Print the listing as it stands, omitting all images.

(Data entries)
--- --- ---

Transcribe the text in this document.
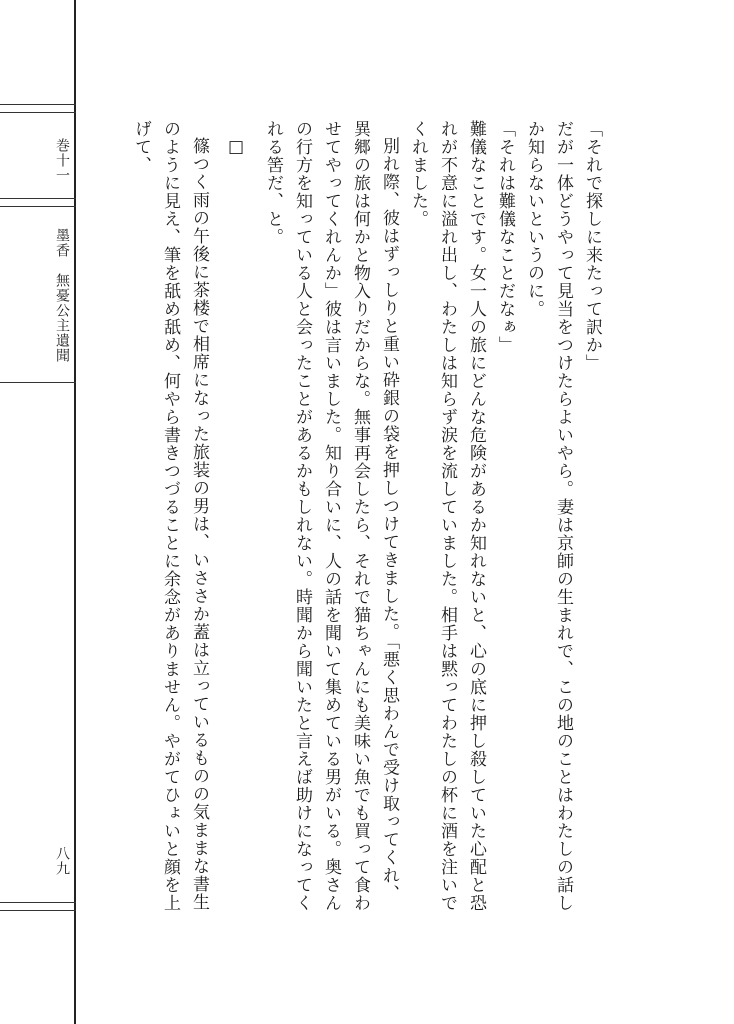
巻十一
墨香　無憂公主遺聞
八九

「それで探しに来たって訳か」

だが一体どうやって見当をつけたらよいやら。妻は京師の生まれで、この地のことはわたしの話しか知らないというのに。

「それは難儀なことだなぁ」

難儀なことです。女一人の旅にどんな危険があるか知れないと、心の底に押し殺していた心配と恐れが不意に溢れ出し、わたしは知らず涙を流していました。相手は黙ってわたしの杯に酒を注いでくれました。

別れ際、彼はずっしりと重い砕銀の袋を押しつけてきました。「悪く思わんで受け取ってくれ、異郷の旅は何かと物入りだからな。無事再会したら、それで猫ちゃんにも美味い魚でも買って食わせてやってくれんか」彼は言いました。知り合いに、人の話を聞いて集めている男がいる。奥さんの行方を知っている人と会ったことがあるかもしれない。時聞から聞いたと言えば助けになってくれる筈だ、と。

□

篠つく雨の午後に茶楼で相席になった旅装の男は、いささか蓋は立っているものの気ままな書生のように見え、筆を舐め舐め、何やら書きつづることに余念がありません。やがてひょいと顔を上げて、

--- --- ---

Correct output:
Transcribe the text in this document.
巻十一
墨香　無憂公主遺聞
八九

「それで探しに来たって訳か」

だが一体どうやって見当をつけたらよいやら。妻は京師の生まれで、この地のことはわたしの話しか知らないというのに。

「それは難儀なことだなぁ」

難儀なことです。女一人の旅にどんな危険があるか知れないと、心の底に押し殺していた心配と恐れが不意に溢れ出し、わたしは知らず涙を流していました。相手は黙ってわたしの杯に酒を注いでくれました。

別れ際、彼はずっしりと重い砕銀の袋を押しつけてきました。「悪く思わんで受け取ってくれ、異郷の旅は何かと物入りだからな。無事再会したら、それで猫ちゃんにも美味い魚でも買って食わせてやってくれんか」彼は言いました。知り合いに、人の話を聞いて集めている男がいる。奥さんの行方を知っている人と会ったことがあるかもしれない。時聞から聞いたと言えば助けになってくれる筈だ、と。

□

篠つく雨の午後に茶楼で相席になった旅装の男は、いささか蓋は立っているものの気ままな書生のように見え、筆を舐め舐め、何やら書きつづることに余念がありません。やがてひょいと顔を上げて、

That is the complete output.